=== EXERCISE INPUTS ===
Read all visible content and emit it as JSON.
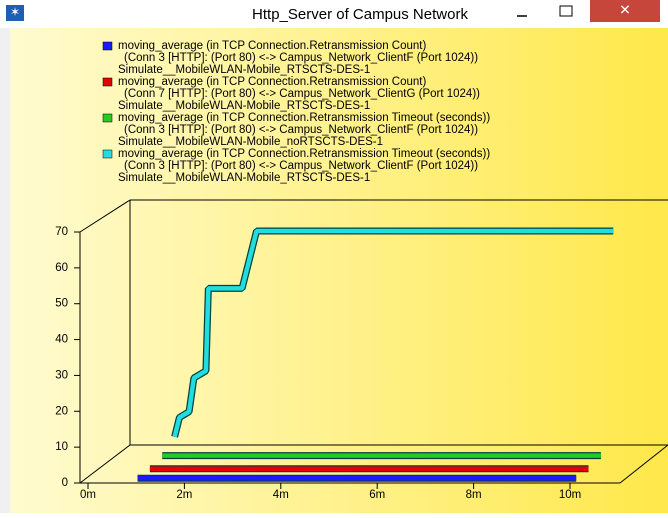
{
  "chart_data": {
    "type": "line3d",
    "title": "Http_Server of Campus Network",
    "series": [
      {
        "name": "moving_average (in TCP Connection.Retransmission Count)",
        "details": [
          "(Conn 3 [HTTP]: (Port 80) <-> Campus_Network_ClientF (Port 1024))",
          "Simulate__MobileWLAN-Mobile_RTSCTS-DES-1"
        ],
        "color": "#1a1aff",
        "x": [
          0.9,
          10
        ],
        "values": [
          0,
          0
        ]
      },
      {
        "name": "moving_average (in TCP Connection.Retransmission Count)",
        "details": [
          "(Conn 7 [HTTP]: (Port 80) <-> Campus_Network_ClientG (Port 1024))",
          "Simulate__MobileWLAN-Mobile_RTSCTS-DES-1"
        ],
        "color": "#e60000",
        "x": [
          0.9,
          10
        ],
        "values": [
          0,
          0
        ]
      },
      {
        "name": "moving_average (in TCP Connection.Retransmission Timeout (seconds))",
        "details": [
          "(Conn 3 [HTTP]: (Port 80) <-> Campus_Network_ClientF (Port 1024))",
          "Simulate__MobileWLAN-Mobile_noRTSCTS-DES-1"
        ],
        "color": "#22cc22",
        "x": [
          0.9,
          10
        ],
        "values": [
          1,
          1
        ]
      },
      {
        "name": "moving_average (in TCP Connection.Retransmission Timeout (seconds))",
        "details": [
          "(Conn 3 [HTTP]: (Port 80) <-> Campus_Network_ClientF (Port 1024))",
          "Simulate__MobileWLAN-Mobile_RTSCTS-DES-1"
        ],
        "color": "#22dddd",
        "x": [
          0.9,
          1.0,
          1.2,
          1.3,
          1.55,
          1.6,
          2.3,
          2.6,
          10
        ],
        "values": [
          3.6,
          9,
          10.6,
          20,
          22,
          45,
          45,
          61,
          61
        ]
      }
    ],
    "xlim": [
      0,
      11
    ],
    "xticks": [
      {
        "value": 0,
        "label": "0m"
      },
      {
        "value": 2,
        "label": "2m"
      },
      {
        "value": 4,
        "label": "4m"
      },
      {
        "value": 6,
        "label": "6m"
      },
      {
        "value": 8,
        "label": "8m"
      },
      {
        "value": 10,
        "label": "10m"
      }
    ],
    "ylim": [
      0,
      70
    ],
    "yticks": [
      0,
      10,
      20,
      30,
      40,
      50,
      60,
      70
    ]
  }
}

=== EXERCISE DESCRIPTION ===
Omitting all images, retype each line of the records precisely.

=== CORRECT RESPONSE ===
Read all visible content and emit it as JSON.
{
  "chart_data": {
    "type": "line3d",
    "title": "Http_Server of Campus Network",
    "series": [
      {
        "name": "moving_average (in TCP Connection.Retransmission Count)",
        "details": [
          "(Conn 3 [HTTP]: (Port 80) <-> Campus_Network_ClientF (Port 1024))",
          "Simulate__MobileWLAN-Mobile_RTSCTS-DES-1"
        ],
        "color": "#1a1aff",
        "x": [
          0.9,
          10
        ],
        "values": [
          0,
          0
        ]
      },
      {
        "name": "moving_average (in TCP Connection.Retransmission Count)",
        "details": [
          "(Conn 7 [HTTP]: (Port 80) <-> Campus_Network_ClientG (Port 1024))",
          "Simulate__MobileWLAN-Mobile_RTSCTS-DES-1"
        ],
        "color": "#e60000",
        "x": [
          0.9,
          10
        ],
        "values": [
          0,
          0
        ]
      },
      {
        "name": "moving_average (in TCP Connection.Retransmission Timeout (seconds))",
        "details": [
          "(Conn 3 [HTTP]: (Port 80) <-> Campus_Network_ClientF (Port 1024))",
          "Simulate__MobileWLAN-Mobile_noRTSCTS-DES-1"
        ],
        "color": "#22cc22",
        "x": [
          0.9,
          10
        ],
        "values": [
          1,
          1
        ]
      },
      {
        "name": "moving_average (in TCP Connection.Retransmission Timeout (seconds))",
        "details": [
          "(Conn 3 [HTTP]: (Port 80) <-> Campus_Network_ClientF (Port 1024))",
          "Simulate__MobileWLAN-Mobile_RTSCTS-DES-1"
        ],
        "color": "#22dddd",
        "x": [
          0.9,
          1.0,
          1.2,
          1.3,
          1.55,
          1.6,
          2.3,
          2.6,
          10
        ],
        "values": [
          3.6,
          9,
          10.6,
          20,
          22,
          45,
          45,
          61,
          61
        ]
      }
    ],
    "xlim": [
      0,
      11
    ],
    "xticks": [
      {
        "value": 0,
        "label": "0m"
      },
      {
        "value": 2,
        "label": "2m"
      },
      {
        "value": 4,
        "label": "4m"
      },
      {
        "value": 6,
        "label": "6m"
      },
      {
        "value": 8,
        "label": "8m"
      },
      {
        "value": 10,
        "label": "10m"
      }
    ],
    "ylim": [
      0,
      70
    ],
    "yticks": [
      0,
      10,
      20,
      30,
      40,
      50,
      60,
      70
    ]
  }
}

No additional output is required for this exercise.